#### [REQUIRED WORK]
Gather all lines in the entries below that include the word "inspeção".
** START RECORDS SUPPLIED **
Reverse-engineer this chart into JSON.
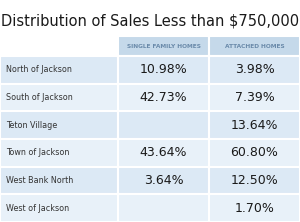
{
  "title": "Distribution of Sales Less than $750,000",
  "col_headers": [
    "SINGLE FAMILY HOMES",
    "ATTACHED HOMES"
  ],
  "rows": [
    {
      "label": "North of Jackson",
      "sfh": "10.98%",
      "ah": "3.98%"
    },
    {
      "label": "South of Jackson",
      "sfh": "42.73%",
      "ah": "7.39%"
    },
    {
      "label": "Teton Village",
      "sfh": "",
      "ah": "13.64%"
    },
    {
      "label": "Town of Jackson",
      "sfh": "43.64%",
      "ah": "60.80%"
    },
    {
      "label": "West Bank North",
      "sfh": "3.64%",
      "ah": "12.50%"
    },
    {
      "label": "West of Jackson",
      "sfh": "",
      "ah": "1.70%"
    }
  ],
  "header_bg": "#c5d9ea",
  "row_bg_light": "#dce9f5",
  "row_bg_lighter": "#e8f1f9",
  "border_color": "#ffffff",
  "title_color": "#1a1a1a",
  "header_text_color": "#6a8aaa",
  "label_color": "#333333",
  "value_color": "#1a1a1a",
  "bg_color": "#ffffff",
  "title_fontsize": 10.5,
  "header_fontsize": 4.2,
  "label_fontsize": 5.8,
  "value_fontsize": 9.0
}
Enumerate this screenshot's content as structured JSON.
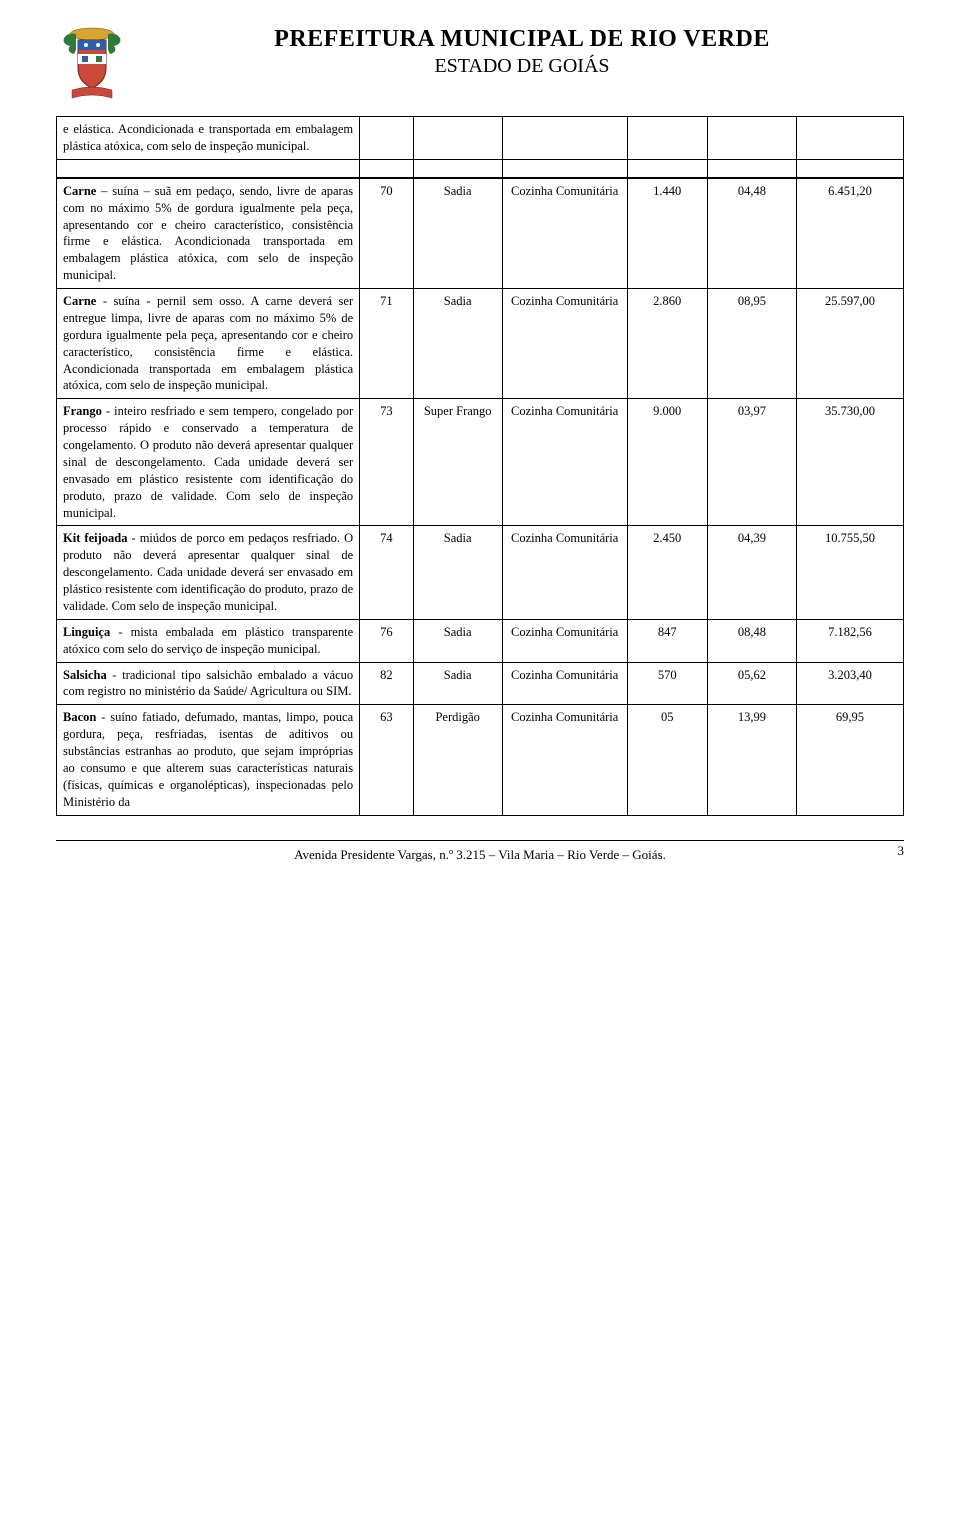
{
  "header": {
    "line1": "PREFEITURA MUNICIPAL DE RIO VERDE",
    "line2": "ESTADO DE GOIÁS"
  },
  "top_row_desc": "e elástica. Acondicionada e transportada em embalagem plástica atóxica, com selo de inspeção municipal.",
  "rows": [
    {
      "desc": "Carne – suína – suã em pedaço, sendo, livre de aparas com no máximo 5% de gordura igualmente pela peça, apresentando cor e cheiro característico, consistência firme e elástica. Acondicionada transportada em embalagem plástica atóxica, com selo de inspeção municipal.",
      "num": "70",
      "marca": "Sadia",
      "dest": "Cozinha Comunitária",
      "qtd": "1.440",
      "unit": "04,48",
      "total": "6.451,20"
    },
    {
      "desc": "Carne - suína - pernil sem osso. A carne deverá ser entregue limpa, livre de aparas com no máximo 5% de gordura igualmente pela peça, apresentando cor e cheiro característico, consistência firme e elástica. Acondicionada transportada em embalagem plástica atóxica, com selo de inspeção municipal.",
      "num": "71",
      "marca": "Sadia",
      "dest": "Cozinha Comunitária",
      "qtd": "2.860",
      "unit": "08,95",
      "total": "25.597,00"
    },
    {
      "desc": "Frango - inteiro resfriado e sem tempero, congelado por processo rápido e conservado a temperatura de congelamento. O produto não deverá apresentar qualquer sinal de descongelamento. Cada unidade deverá ser envasado em plástico resistente com identificação do produto, prazo de validade. Com selo de inspeção municipal.",
      "num": "73",
      "marca": "Super Frango",
      "dest": "Cozinha Comunitária",
      "qtd": "9.000",
      "unit": "03,97",
      "total": "35.730,00"
    },
    {
      "desc": "Kit feijoada - miúdos de porco em pedaços resfriado. O produto não deverá apresentar qualquer sinal de descongelamento. Cada unidade deverá ser envasado em plástico resistente com identificação do produto, prazo de validade. Com selo de inspeção municipal.",
      "num": "74",
      "marca": "Sadia",
      "dest": "Cozinha Comunitária",
      "qtd": "2.450",
      "unit": "04,39",
      "total": "10.755,50"
    },
    {
      "desc": "Linguiça - mista embalada em plástico transparente atóxico com selo do serviço de inspeção municipal.",
      "num": "76",
      "marca": "Sadia",
      "dest": "Cozinha Comunitária",
      "qtd": "847",
      "unit": "08,48",
      "total": "7.182,56"
    },
    {
      "desc": "Salsicha - tradicional tipo salsichão embalado a vácuo com registro no ministério da Saúde/ Agricultura ou SIM.",
      "num": "82",
      "marca": "Sadia",
      "dest": "Cozinha Comunitária",
      "qtd": "570",
      "unit": "05,62",
      "total": "3.203,40"
    },
    {
      "desc": "Bacon - suíno fatiado, defumado, mantas, limpo, pouca gordura, peça, resfriadas, isentas de aditivos ou substâncias estranhas ao produto, que sejam impróprias ao consumo e que alterem suas características naturais (físicas, químicas e organolépticas), inspecionadas pelo Ministério da",
      "num": "63",
      "marca": "Perdigão",
      "dest": "Cozinha Comunitária",
      "qtd": "05",
      "unit": "13,99",
      "total": "69,95"
    }
  ],
  "footer": {
    "address": "Avenida Presidente Vargas, n.º 3.215 – Vila Maria – Rio Verde – Goiás.",
    "page": "3"
  },
  "crest_colors": {
    "shield": "#c94a3b",
    "band": "#2f7a3a",
    "gold": "#d9a531",
    "blue": "#2c5fa8"
  }
}
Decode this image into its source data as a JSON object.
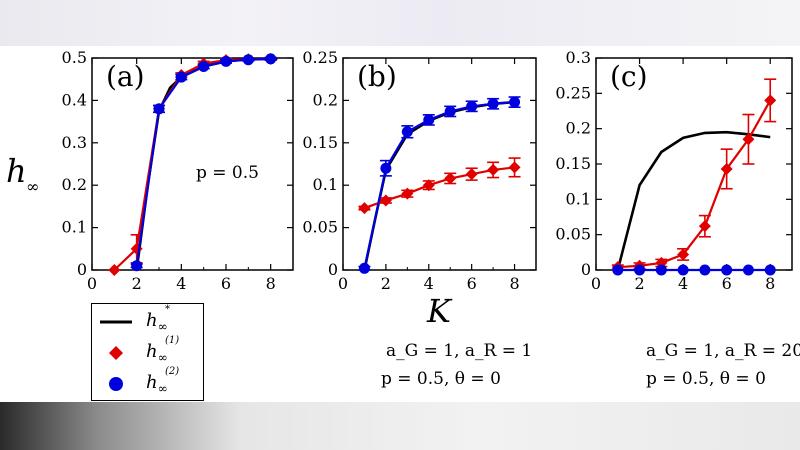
{
  "figure": {
    "y_axis_label": "h",
    "y_axis_label_sub": "∞",
    "x_axis_label": "K"
  },
  "legend": [
    {
      "label": "h",
      "sub": "∞",
      "sup": "*",
      "color": "#000000",
      "marker": "line"
    },
    {
      "label": "h",
      "sub": "∞",
      "sup": "(1)",
      "color": "#e00000",
      "marker": "diamond"
    },
    {
      "label": "h",
      "sub": "∞",
      "sup": "(2)",
      "color": "#0000dd",
      "marker": "circle"
    }
  ],
  "notes": {
    "a_p": "p = 0.5",
    "b_line1": "a_G = 1,  a_R = 1",
    "b_line2": "p = 0.5,  θ = 0",
    "c_line1": "a_G = 1,  a_R = 20",
    "c_line2": "p = 0.5,  θ = 0"
  },
  "chart_data": [
    {
      "type": "line",
      "panel_label": "(a)",
      "xlim": [
        0,
        9
      ],
      "ylim": [
        0,
        0.5
      ],
      "xticks": [
        0,
        2,
        4,
        6,
        8
      ],
      "yticks": [
        0,
        0.1,
        0.2,
        0.3,
        0.4,
        0.5
      ],
      "ytick_labels": [
        "0",
        "0.1",
        "0.2",
        "0.3",
        "0.4",
        "0.5"
      ],
      "series": [
        {
          "key": "h_star",
          "color": "#000000",
          "style": "line",
          "x": [
            2,
            2.5,
            3,
            3.5,
            4,
            5,
            6,
            7,
            8,
            8.3
          ],
          "y": [
            0,
            0.2,
            0.375,
            0.43,
            0.455,
            0.48,
            0.492,
            0.497,
            0.498,
            0.498
          ]
        },
        {
          "key": "h1",
          "color": "#e00000",
          "style": "diamond",
          "x": [
            1,
            2,
            3,
            4,
            5,
            6,
            7,
            8
          ],
          "y": [
            0,
            0.05,
            0.38,
            0.46,
            0.487,
            0.495,
            0.497,
            0.498
          ],
          "err": [
            0,
            0.033,
            0.008,
            0.005,
            0.005,
            0.004,
            0.003,
            0.003
          ]
        },
        {
          "key": "h2",
          "color": "#0000dd",
          "style": "circle",
          "x": [
            2,
            3,
            4,
            5,
            6,
            7,
            8
          ],
          "y": [
            0.01,
            0.38,
            0.455,
            0.48,
            0.492,
            0.496,
            0.498
          ],
          "err": [
            0.004,
            0.008,
            0.006,
            0.005,
            0.004,
            0.003,
            0.003
          ]
        }
      ]
    },
    {
      "type": "line",
      "panel_label": "(b)",
      "xlim": [
        0,
        9
      ],
      "ylim": [
        0,
        0.25
      ],
      "xticks": [
        0,
        2,
        4,
        6,
        8
      ],
      "yticks": [
        0,
        0.05,
        0.1,
        0.15,
        0.2,
        0.25
      ],
      "ytick_labels": [
        "0",
        "0.05",
        "0.1",
        "0.15",
        "0.2",
        "0.25"
      ],
      "series": [
        {
          "key": "h_star",
          "color": "#000000",
          "style": "line",
          "x": [
            1,
            1.5,
            2,
            3,
            4,
            5,
            6,
            7,
            8
          ],
          "y": [
            0,
            0.06,
            0.118,
            0.16,
            0.176,
            0.186,
            0.192,
            0.196,
            0.198
          ]
        },
        {
          "key": "h1",
          "color": "#e00000",
          "style": "diamond",
          "x": [
            1,
            2,
            3,
            4,
            5,
            6,
            7,
            8
          ],
          "y": [
            0.073,
            0.082,
            0.09,
            0.1,
            0.108,
            0.113,
            0.118,
            0.121
          ],
          "err": [
            0.002,
            0.003,
            0.004,
            0.005,
            0.006,
            0.007,
            0.009,
            0.011
          ]
        },
        {
          "key": "h2",
          "color": "#0000dd",
          "style": "circle",
          "x": [
            1,
            2,
            3,
            4,
            5,
            6,
            7,
            8
          ],
          "y": [
            0.002,
            0.12,
            0.163,
            0.177,
            0.187,
            0.193,
            0.196,
            0.198
          ],
          "err": [
            0.002,
            0.009,
            0.007,
            0.006,
            0.006,
            0.006,
            0.006,
            0.006
          ]
        }
      ]
    },
    {
      "type": "line",
      "panel_label": "(c)",
      "xlim": [
        0,
        9
      ],
      "ylim": [
        0,
        0.3
      ],
      "xticks": [
        0,
        2,
        4,
        6,
        8
      ],
      "yticks": [
        0,
        0.05,
        0.1,
        0.15,
        0.2,
        0.25,
        0.3
      ],
      "ytick_labels": [
        "0",
        "0.05",
        "0.1",
        "0.15",
        "0.2",
        "0.25",
        "0.3"
      ],
      "series": [
        {
          "key": "h_star",
          "color": "#000000",
          "style": "line",
          "x": [
            1,
            1.5,
            2,
            3,
            4,
            5,
            6,
            7,
            8
          ],
          "y": [
            0,
            0.06,
            0.12,
            0.167,
            0.187,
            0.194,
            0.195,
            0.192,
            0.188
          ]
        },
        {
          "key": "h1",
          "color": "#e00000",
          "style": "diamond",
          "x": [
            1,
            2,
            3,
            4,
            5,
            6,
            7,
            8
          ],
          "y": [
            0.004,
            0.006,
            0.01,
            0.022,
            0.062,
            0.143,
            0.185,
            0.24
          ],
          "err": [
            0.003,
            0.004,
            0.005,
            0.008,
            0.015,
            0.028,
            0.035,
            0.03
          ]
        },
        {
          "key": "h2",
          "color": "#0000dd",
          "style": "circle",
          "x": [
            1,
            2,
            3,
            4,
            5,
            6,
            7,
            8
          ],
          "y": [
            0,
            0,
            0,
            0,
            0,
            0,
            0,
            0
          ],
          "err": [
            0,
            0,
            0,
            0,
            0,
            0,
            0,
            0
          ]
        }
      ]
    }
  ]
}
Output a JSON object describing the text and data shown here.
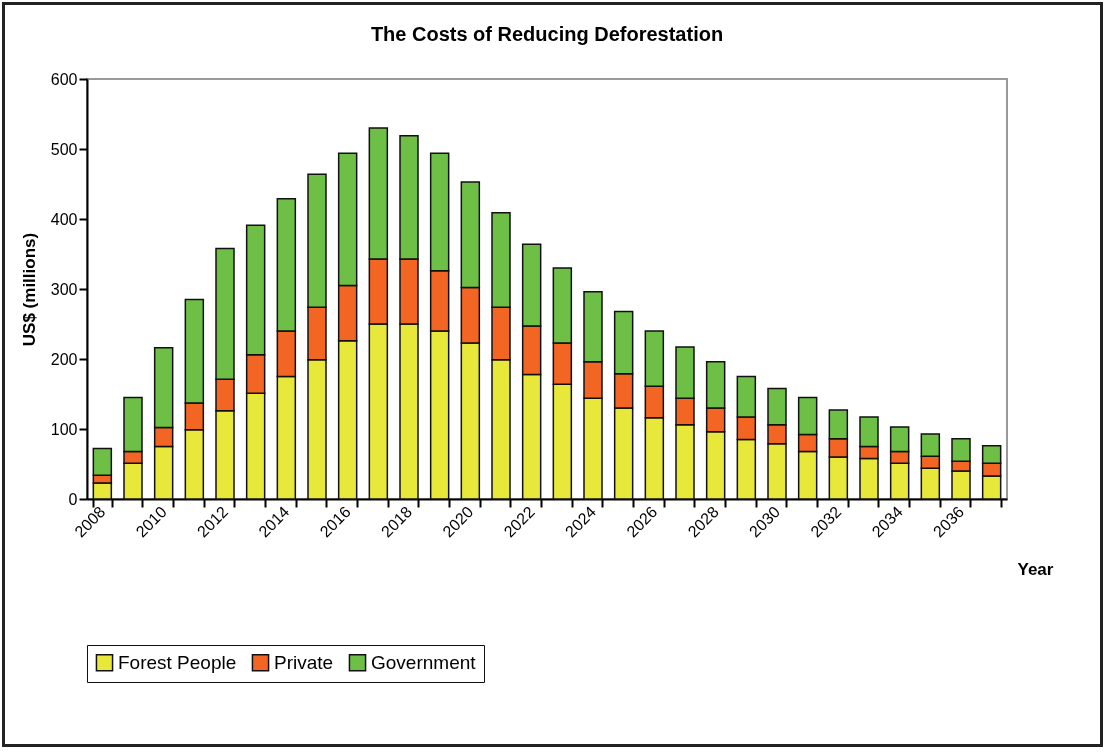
** END RECORDS SUPPLIED **
#### [RESPONSE TO THE TASK]
  "top_row_desc": "e elástica. Acondicionada e transportada em embalagem plástica atóxica, com selo de inspeção municipal.",
      "desc": "Carne – suína – suã em pedaço, sendo, livre de aparas com no máximo 5% de gordura igualmente pela peça, apresentando cor e cheiro característico, consistência firme e elástica. Acondicionada transportada em embalagem plástica atóxica, com selo de inspeção municipal.",
      "desc": "Carne - suína - pernil sem osso. A carne deverá ser entregue limpa, livre de aparas com no máximo 5% de gordura igualmente pela peça, apresentando cor e cheiro característico, consistência firme e elástica. Acondicionada transportada em embalagem plástica atóxica, com selo de inspeção municipal.",
      "desc": "Frango - inteiro resfriado e sem tempero, congelado por processo rápido e conservado a temperatura de congelamento. O produto não deverá apresentar qualquer sinal de descongelamento. Cada unidade deverá ser envasado em plástico resistente com identificação do produto, prazo de validade. Com selo de inspeção municipal.",
      "desc": "Kit feijoada - miúdos de porco em pedaços resfriado. O produto não deverá apresentar qualquer sinal de descongelamento. Cada unidade deverá ser envasado em plástico resistente com identificação do produto, prazo de validade. Com selo de inspeção municipal.",
      "desc": "Linguiça - mista embalada em plástico transparente atóxico com selo do serviço de inspeção municipal.",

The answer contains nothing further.